#### EXTRACT TO READ:
######
Love those tweeter mounts! Very nice.

Your English is waaay better than my Swedish!!


----------



## ibanzil (Jun 29, 2008)

Could you ask your friend what kind of aluminum stock he used?


----------



## bolle_ (Feb 17, 2009)

ibanzil said:


> Could you ask your friend what kind of aluminum stock he used?


He said it was SS4212 allso named EN6082. ..


----------



## SWINE (Aug 29, 2008)

COOL! I love SAAB! More pics please!!


----------



## bolle_ (Feb 17, 2009)

My new sub... Amega QW12


----------



## bolle_ (Feb 17, 2009)

091223:
Some more damping..


----------



## Echo42987 (Dec 25, 2008)

Are you doing just one layer of fatmat or two by any chance?


----------



## bolle_ (Feb 17, 2009)

Echo42987 said:


> Are you doing just one layer of fatmat or two by any chance?


Only one layer on the flor and ceiling.  then i have 50sq ft left for the front doors..


----------



## Echo42987 (Dec 25, 2008)

Not to disappoint or nothing. But w/ the fatmat I would almost recomend two layers where you know more noise will be coming through. I used two layers in my trunk. Actually did 1 layer of this and then a layer of Dynamat Extreme


----------



## yellowcard (Mar 8, 2007)

Nice equipment and I like your car. Gotta love dyns!


----------



## bolle_ (Feb 17, 2009)

this is tha last uppdate in this thread.
The car was stolen last night and found a couple of hours ago.
The onlyparts that where in the car at the moment was the tweets and dynaudio mw152.

This is the result:


----------



## freemind (Sep 11, 2008)

That really sucks man. 

I hope that they catch the bastards.

Keep us updated.


----------



## sydmonster (Oct 5, 2009)

sorry to hear... hope you & family are all OK though.


----------



## stereojnky (Mar 17, 2008)

Sorry to hear about that man. That really blows.


----------



## silverdiesel2574 (Feb 22, 2008)

WTF that sucks, so sorry.


----------



## kizz (Jun 22, 2009)

jesus yayhoo, the people in this world. we should burn them, not the beautiful car.


----------



## Echo42987 (Dec 25, 2008)

weird....wonder why they burnt it?


----------



## kizz (Jun 22, 2009)

because they are juvenile delinquents with nothing better to do. oh, and fingerprints, because they think they are professionals.
######
#### RECORDS FOR PROCESSING:
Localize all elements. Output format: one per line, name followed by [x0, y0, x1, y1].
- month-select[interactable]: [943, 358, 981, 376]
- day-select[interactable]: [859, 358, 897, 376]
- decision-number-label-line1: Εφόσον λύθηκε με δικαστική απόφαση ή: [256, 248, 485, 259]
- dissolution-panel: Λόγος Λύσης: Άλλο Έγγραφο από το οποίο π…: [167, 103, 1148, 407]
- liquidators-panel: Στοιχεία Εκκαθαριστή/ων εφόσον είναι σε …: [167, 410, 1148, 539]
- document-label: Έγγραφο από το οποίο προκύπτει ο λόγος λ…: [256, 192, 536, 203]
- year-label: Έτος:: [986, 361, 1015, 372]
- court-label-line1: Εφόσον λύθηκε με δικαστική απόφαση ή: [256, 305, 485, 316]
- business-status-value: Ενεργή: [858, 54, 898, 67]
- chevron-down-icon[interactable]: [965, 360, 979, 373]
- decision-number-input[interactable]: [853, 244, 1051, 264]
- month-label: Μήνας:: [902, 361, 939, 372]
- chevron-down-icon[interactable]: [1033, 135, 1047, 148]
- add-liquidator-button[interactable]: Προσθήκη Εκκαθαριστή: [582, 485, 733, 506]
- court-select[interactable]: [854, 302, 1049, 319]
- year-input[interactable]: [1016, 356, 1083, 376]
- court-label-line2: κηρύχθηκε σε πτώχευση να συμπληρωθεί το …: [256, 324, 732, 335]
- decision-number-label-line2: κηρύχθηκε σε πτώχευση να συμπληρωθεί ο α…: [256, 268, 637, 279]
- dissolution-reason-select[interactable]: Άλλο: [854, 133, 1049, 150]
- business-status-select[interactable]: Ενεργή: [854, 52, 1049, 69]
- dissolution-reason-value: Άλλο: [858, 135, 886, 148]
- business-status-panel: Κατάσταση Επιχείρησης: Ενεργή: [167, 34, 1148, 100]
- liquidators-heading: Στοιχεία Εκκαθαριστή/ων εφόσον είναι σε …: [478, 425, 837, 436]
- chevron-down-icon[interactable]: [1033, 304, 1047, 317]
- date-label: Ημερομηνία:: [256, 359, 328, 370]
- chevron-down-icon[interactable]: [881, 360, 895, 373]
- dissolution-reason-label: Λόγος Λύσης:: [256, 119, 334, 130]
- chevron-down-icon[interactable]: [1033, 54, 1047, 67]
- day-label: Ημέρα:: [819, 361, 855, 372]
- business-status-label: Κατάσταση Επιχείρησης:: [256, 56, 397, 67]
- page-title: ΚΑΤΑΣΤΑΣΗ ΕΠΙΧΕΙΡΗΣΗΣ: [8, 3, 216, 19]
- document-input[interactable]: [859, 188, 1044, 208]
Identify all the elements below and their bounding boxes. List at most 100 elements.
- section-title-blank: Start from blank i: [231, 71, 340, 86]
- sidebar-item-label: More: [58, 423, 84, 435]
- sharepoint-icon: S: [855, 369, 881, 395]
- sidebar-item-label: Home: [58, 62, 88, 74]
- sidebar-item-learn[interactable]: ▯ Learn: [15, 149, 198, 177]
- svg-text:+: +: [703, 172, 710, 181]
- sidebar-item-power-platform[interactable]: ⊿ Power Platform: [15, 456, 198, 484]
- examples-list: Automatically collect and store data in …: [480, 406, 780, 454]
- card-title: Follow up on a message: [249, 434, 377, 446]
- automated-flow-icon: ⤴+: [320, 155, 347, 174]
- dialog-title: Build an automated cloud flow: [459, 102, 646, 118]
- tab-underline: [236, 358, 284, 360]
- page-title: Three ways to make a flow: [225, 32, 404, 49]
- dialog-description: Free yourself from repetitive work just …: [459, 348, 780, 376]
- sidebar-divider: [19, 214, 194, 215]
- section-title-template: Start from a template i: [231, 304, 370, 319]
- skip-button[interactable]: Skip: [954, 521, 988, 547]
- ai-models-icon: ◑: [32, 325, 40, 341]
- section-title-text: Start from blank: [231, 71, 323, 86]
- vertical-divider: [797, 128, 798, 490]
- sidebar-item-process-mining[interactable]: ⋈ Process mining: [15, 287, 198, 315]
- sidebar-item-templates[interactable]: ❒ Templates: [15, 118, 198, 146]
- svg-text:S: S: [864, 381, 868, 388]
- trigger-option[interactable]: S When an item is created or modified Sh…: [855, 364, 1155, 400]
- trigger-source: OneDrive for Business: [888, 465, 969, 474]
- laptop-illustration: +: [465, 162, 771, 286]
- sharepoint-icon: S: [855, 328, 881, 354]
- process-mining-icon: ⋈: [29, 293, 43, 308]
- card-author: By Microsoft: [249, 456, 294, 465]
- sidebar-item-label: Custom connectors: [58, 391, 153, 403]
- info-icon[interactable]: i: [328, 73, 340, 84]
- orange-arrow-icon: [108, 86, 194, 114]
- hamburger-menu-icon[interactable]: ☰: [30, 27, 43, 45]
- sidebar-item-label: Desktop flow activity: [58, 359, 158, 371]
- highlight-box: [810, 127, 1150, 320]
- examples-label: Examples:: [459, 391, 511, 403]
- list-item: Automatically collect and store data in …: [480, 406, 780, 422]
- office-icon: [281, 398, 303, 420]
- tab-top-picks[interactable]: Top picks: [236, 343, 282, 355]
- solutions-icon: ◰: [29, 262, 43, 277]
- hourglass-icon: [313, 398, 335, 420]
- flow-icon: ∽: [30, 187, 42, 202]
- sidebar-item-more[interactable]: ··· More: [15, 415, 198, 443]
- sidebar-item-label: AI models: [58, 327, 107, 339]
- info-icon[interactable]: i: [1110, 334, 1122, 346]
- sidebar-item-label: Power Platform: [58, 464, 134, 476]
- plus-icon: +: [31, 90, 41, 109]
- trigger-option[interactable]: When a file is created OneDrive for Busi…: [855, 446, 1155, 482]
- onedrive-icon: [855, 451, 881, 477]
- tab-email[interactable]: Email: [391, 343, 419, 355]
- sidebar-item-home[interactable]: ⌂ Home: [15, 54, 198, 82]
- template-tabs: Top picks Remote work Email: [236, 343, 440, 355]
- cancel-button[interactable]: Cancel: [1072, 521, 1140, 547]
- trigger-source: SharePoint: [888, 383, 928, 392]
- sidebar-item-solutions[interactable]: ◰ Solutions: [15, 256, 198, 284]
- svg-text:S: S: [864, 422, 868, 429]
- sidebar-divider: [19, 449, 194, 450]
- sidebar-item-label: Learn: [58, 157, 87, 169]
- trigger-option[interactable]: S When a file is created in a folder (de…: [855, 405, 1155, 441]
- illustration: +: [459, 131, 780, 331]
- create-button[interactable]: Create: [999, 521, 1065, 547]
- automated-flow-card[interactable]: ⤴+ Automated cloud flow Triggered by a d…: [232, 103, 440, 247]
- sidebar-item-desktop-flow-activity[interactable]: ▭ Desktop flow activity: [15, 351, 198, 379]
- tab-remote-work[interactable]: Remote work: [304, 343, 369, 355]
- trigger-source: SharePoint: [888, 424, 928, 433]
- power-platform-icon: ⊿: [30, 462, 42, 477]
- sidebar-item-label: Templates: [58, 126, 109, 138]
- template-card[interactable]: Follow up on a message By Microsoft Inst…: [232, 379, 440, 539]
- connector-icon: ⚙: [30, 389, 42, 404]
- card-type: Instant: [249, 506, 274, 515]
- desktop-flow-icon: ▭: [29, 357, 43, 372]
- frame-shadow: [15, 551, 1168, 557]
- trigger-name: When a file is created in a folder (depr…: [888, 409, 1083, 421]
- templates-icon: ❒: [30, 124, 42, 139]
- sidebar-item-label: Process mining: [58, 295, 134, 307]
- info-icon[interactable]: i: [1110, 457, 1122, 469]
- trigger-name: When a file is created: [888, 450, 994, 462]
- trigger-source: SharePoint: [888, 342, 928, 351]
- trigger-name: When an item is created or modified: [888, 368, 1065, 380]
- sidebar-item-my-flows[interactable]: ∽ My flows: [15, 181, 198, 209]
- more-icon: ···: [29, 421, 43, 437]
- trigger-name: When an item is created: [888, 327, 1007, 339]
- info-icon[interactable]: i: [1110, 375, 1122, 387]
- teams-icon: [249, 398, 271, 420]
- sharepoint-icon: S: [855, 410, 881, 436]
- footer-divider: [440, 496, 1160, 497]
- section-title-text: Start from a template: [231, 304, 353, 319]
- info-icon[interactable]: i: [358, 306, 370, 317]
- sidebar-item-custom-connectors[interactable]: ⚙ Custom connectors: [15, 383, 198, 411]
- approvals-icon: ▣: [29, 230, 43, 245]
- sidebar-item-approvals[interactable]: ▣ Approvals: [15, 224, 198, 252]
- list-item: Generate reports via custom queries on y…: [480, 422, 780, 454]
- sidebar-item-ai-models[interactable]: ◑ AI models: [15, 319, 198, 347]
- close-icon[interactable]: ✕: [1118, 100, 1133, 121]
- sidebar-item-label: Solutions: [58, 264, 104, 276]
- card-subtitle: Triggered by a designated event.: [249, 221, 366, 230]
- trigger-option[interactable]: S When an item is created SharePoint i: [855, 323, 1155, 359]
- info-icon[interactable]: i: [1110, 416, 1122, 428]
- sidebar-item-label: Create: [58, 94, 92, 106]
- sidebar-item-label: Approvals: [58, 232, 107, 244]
######
#### WHAT YOU NEED TO DO:
(A) Copy out the rows from their first line up to and including the line that contains "- liquidators-panel: Στοιχεία".
(B) Continue the forum thread about the car audio install from the point where it stops.

#### PER-TASK OUTPUTS:
(A)
Localize all elements. Output format: one per line, name followed by [x0, y0, x1, y1].
- month-select[interactable]: [943, 358, 981, 376]
- day-select[interactable]: [859, 358, 897, 376]
- decision-number-label-line1: Εφόσον λύθηκε με δικαστική απόφαση ή: [256, 248, 485, 259]
- dissolution-panel: Λόγος Λύσης: Άλλο Έγγραφο από το οποίο π…: [167, 103, 1148, 407]
- liquidators-panel: Στοιχεία Εκκαθαριστή/ων εφόσον είναι σε …: [167, 410, 1148, 539]

(B)
----------



## .BNO. (Nov 8, 2009)

damn that sucks. Sorry to see that happen..

I hope they catch the bastards!


----------



## alm001 (Feb 13, 2010)

Where is the drivers rear rim, and how did that front rim get cracked?

That looks like one crazy hell ride. Sorry!


----------



## SWINE (Aug 29, 2008)

OMG!! that sucks (((((


----------



## bolle_ (Feb 17, 2009)

This is the new car 
Hopefully there will be a thred soon..


----------



## nittanylion64 (Oct 3, 2007)

The result of the theft makes me sick. Hopefully the new install will be as good if not better.


----------



## StealthHunter (Jun 16, 2010)

bolle_ said:


> Only one layer on the flor and ceiling.  then i have 50sq ft left for the front doors..


Gluing anything to the roof of a car has been famous for causing sagging in a few years. British cars used to glue the headliner to the roof back in the 70s. They all started sagging.

Aren't you worried about heat on the roof causing the glue to break up and let the fatmat come loose?


----------



## coffee_junkee (Jul 13, 2006)

StealthHunter said:


> Gluing anything to the roof of a car has been famous for causing sagging in a few years. British cars used to glue the headliner to the roof back in the 70s. They all started sagging.
> 
> Aren't you worried about heat on the roof causing the glue to break up and let the fatmat come loose?


I think the heat on the roof is kind of a moot point since the thieves burnt the car to the ground...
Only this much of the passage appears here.